**REQUIREMENT**
Of the lines in this material, how many contain "一般资料"? Answer with a single number only.

-- begin --

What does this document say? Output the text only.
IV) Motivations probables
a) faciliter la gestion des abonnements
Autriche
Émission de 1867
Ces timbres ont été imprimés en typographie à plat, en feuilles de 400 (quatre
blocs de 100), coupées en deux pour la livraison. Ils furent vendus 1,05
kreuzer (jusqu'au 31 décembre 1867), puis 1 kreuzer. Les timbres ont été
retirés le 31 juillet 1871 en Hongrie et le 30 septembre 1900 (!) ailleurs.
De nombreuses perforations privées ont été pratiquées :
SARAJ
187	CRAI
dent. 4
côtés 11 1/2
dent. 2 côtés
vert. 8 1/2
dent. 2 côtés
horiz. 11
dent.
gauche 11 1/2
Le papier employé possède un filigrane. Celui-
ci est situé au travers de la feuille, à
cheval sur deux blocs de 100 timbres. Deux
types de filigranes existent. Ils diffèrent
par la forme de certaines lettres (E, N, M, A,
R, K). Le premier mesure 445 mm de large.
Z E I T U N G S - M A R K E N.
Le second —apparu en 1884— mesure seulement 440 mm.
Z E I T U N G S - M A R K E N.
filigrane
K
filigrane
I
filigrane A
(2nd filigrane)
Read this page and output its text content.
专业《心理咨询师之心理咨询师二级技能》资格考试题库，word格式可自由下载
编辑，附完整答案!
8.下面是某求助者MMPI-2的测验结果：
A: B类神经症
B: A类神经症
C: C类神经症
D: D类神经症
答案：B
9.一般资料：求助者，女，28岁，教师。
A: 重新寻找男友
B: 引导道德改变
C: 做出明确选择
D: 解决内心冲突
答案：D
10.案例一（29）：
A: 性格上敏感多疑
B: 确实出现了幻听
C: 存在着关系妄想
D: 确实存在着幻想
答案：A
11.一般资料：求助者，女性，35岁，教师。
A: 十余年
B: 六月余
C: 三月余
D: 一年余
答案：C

-- end --

**TASK RESPONSE**
2